## Exercise task
Take the material below and write it all out again exactly.

## Listed records
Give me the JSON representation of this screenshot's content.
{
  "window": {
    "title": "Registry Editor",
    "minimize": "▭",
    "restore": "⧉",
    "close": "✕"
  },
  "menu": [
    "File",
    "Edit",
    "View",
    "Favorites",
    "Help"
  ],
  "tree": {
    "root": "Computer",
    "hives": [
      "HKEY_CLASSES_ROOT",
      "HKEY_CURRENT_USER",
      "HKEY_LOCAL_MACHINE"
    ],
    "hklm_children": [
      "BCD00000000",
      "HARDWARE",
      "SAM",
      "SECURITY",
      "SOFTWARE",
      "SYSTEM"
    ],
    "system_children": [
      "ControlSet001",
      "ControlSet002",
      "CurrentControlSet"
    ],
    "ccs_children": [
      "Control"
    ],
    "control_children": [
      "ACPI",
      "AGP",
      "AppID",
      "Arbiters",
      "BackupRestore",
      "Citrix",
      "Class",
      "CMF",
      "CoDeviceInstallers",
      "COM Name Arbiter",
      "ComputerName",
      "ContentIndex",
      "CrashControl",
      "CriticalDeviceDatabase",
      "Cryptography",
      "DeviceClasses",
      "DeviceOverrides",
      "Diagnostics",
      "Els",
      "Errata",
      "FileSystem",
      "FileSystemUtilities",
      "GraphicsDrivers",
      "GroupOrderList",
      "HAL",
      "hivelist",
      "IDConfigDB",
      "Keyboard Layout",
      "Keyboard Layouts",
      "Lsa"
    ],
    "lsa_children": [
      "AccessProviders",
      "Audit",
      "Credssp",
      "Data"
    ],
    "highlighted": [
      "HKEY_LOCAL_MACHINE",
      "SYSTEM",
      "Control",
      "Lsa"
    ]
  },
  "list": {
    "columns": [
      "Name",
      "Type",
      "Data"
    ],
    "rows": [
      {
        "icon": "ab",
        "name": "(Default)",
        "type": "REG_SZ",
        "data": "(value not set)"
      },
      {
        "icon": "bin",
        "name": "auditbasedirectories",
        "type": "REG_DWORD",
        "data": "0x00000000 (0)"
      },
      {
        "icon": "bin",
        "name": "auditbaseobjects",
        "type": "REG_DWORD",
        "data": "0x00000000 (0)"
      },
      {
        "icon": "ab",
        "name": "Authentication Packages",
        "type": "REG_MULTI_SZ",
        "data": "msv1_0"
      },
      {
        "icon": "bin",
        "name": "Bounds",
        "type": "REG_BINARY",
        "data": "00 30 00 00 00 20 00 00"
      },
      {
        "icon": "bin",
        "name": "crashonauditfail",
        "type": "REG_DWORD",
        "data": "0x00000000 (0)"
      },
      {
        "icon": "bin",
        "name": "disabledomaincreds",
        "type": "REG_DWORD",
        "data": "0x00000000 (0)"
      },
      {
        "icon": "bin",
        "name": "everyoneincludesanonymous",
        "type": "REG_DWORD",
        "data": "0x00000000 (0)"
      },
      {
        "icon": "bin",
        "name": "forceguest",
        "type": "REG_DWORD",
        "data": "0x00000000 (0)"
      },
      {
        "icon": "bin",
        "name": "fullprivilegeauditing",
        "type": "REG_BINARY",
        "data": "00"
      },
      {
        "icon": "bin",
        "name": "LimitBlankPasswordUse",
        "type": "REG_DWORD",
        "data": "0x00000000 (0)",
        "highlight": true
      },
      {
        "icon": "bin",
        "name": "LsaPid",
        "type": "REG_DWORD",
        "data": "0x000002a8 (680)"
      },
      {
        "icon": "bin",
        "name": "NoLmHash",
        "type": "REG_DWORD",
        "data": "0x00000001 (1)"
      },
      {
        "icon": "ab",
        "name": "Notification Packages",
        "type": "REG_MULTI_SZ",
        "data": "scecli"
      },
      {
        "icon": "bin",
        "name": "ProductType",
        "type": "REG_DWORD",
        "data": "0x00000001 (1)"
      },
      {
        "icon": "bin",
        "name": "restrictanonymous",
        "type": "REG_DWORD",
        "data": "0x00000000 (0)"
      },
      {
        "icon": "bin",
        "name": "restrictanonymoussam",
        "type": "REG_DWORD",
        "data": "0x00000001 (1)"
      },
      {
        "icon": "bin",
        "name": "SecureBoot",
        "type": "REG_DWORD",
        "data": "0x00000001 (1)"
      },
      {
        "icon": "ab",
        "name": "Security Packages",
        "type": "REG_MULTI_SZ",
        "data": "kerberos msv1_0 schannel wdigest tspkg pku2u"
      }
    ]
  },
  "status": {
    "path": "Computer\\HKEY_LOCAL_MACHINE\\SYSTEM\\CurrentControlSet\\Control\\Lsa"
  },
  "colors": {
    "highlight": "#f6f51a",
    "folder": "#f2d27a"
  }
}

## Answer to this task
Give me the JSON representation of this screenshot's content.
{
  "window": {
    "title": "Registry Editor",
    "minimize": "▭",
    "restore": "⧉",
    "close": "✕"
  },
  "menu": [
    "File",
    "Edit",
    "View",
    "Favorites",
    "Help"
  ],
  "tree": {
    "root": "Computer",
    "hives": [
      "HKEY_CLASSES_ROOT",
      "HKEY_CURRENT_USER",
      "HKEY_LOCAL_MACHINE"
    ],
    "hklm_children": [
      "BCD00000000",
      "HARDWARE",
      "SAM",
      "SECURITY",
      "SOFTWARE",
      "SYSTEM"
    ],
    "system_children": [
      "ControlSet001",
      "ControlSet002",
      "CurrentControlSet"
    ],
    "ccs_children": [
      "Control"
    ],
    "control_children": [
      "ACPI",
      "AGP",
      "AppID",
      "Arbiters",
      "BackupRestore",
      "Citrix",
      "Class",
      "CMF",
      "CoDeviceInstallers",
      "COM Name Arbiter",
      "ComputerName",
      "ContentIndex",
      "CrashControl",
      "CriticalDeviceDatabase",
      "Cryptography",
      "DeviceClasses",
      "DeviceOverrides",
      "Diagnostics",
      "Els",
      "Errata",
      "FileSystem",
      "FileSystemUtilities",
      "GraphicsDrivers",
      "GroupOrderList",
      "HAL",
      "hivelist",
      "IDConfigDB",
      "Keyboard Layout",
      "Keyboard Layouts",
      "Lsa"
    ],
    "lsa_children": [
      "AccessProviders",
      "Audit",
      "Credssp",
      "Data"
    ],
    "highlighted": [
      "HKEY_LOCAL_MACHINE",
      "SYSTEM",
      "Control",
      "Lsa"
    ]
  },
  "list": {
    "columns": [
      "Name",
      "Type",
      "Data"
    ],
    "rows": [
      {
        "icon": "ab",
        "name": "(Default)",
        "type": "REG_SZ",
        "data": "(value not set)"
      },
      {
        "icon": "bin",
        "name": "auditbasedirectories",
        "type": "REG_DWORD",
        "data": "0x00000000 (0)"
      },
      {
        "icon": "bin",
        "name": "auditbaseobjects",
        "type": "REG_DWORD",
        "data": "0x00000000 (0)"
      },
      {
        "icon": "ab",
        "name": "Authentication Packages",
        "type": "REG_MULTI_SZ",
        "data": "msv1_0"
      },
      {
        "icon": "bin",
        "name": "Bounds",
        "type": "REG_BINARY",
        "data": "00 30 00 00 00 20 00 00"
      },
      {
        "icon": "bin",
        "name": "crashonauditfail",
        "type": "REG_DWORD",
        "data": "0x00000000 (0)"
      },
      {
        "icon": "bin",
        "name": "disabledomaincreds",
        "type": "REG_DWORD",
        "data": "0x00000000 (0)"
      },
      {
        "icon": "bin",
        "name": "everyoneincludesanonymous",
        "type": "REG_DWORD",
        "data": "0x00000000 (0)"
      },
      {
        "icon": "bin",
        "name": "forceguest",
        "type": "REG_DWORD",
        "data": "0x00000000 (0)"
      },
      {
        "icon": "bin",
        "name": "fullprivilegeauditing",
        "type": "REG_BINARY",
        "data": "00"
      },
      {
        "icon": "bin",
        "name": "LimitBlankPasswordUse",
        "type": "REG_DWORD",
        "data": "0x00000000 (0)",
        "highlight": true
      },
      {
        "icon": "bin",
        "name": "LsaPid",
        "type": "REG_DWORD",
        "data": "0x000002a8 (680)"
      },
      {
        "icon": "bin",
        "name": "NoLmHash",
        "type": "REG_DWORD",
        "data": "0x00000001 (1)"
      },
      {
        "icon": "ab",
        "name": "Notification Packages",
        "type": "REG_MULTI_SZ",
        "data": "scecli"
      },
      {
        "icon": "bin",
        "name": "ProductType",
        "type": "REG_DWORD",
        "data": "0x00000001 (1)"
      },
      {
        "icon": "bin",
        "name": "restrictanonymous",
        "type": "REG_DWORD",
        "data": "0x00000000 (0)"
      },
      {
        "icon": "bin",
        "name": "restrictanonymoussam",
        "type": "REG_DWORD",
        "data": "0x00000001 (1)"
      },
      {
        "icon": "bin",
        "name": "SecureBoot",
        "type": "REG_DWORD",
        "data": "0x00000001 (1)"
      },
      {
        "icon": "ab",
        "name": "Security Packages",
        "type": "REG_MULTI_SZ",
        "data": "kerberos msv1_0 schannel wdigest tspkg pku2u"
      }
    ]
  },
  "status": {
    "path": "Computer\\HKEY_LOCAL_MACHINE\\SYSTEM\\CurrentControlSet\\Control\\Lsa"
  },
  "colors": {
    "highlight": "#f6f51a",
    "folder": "#f2d27a"
  }
}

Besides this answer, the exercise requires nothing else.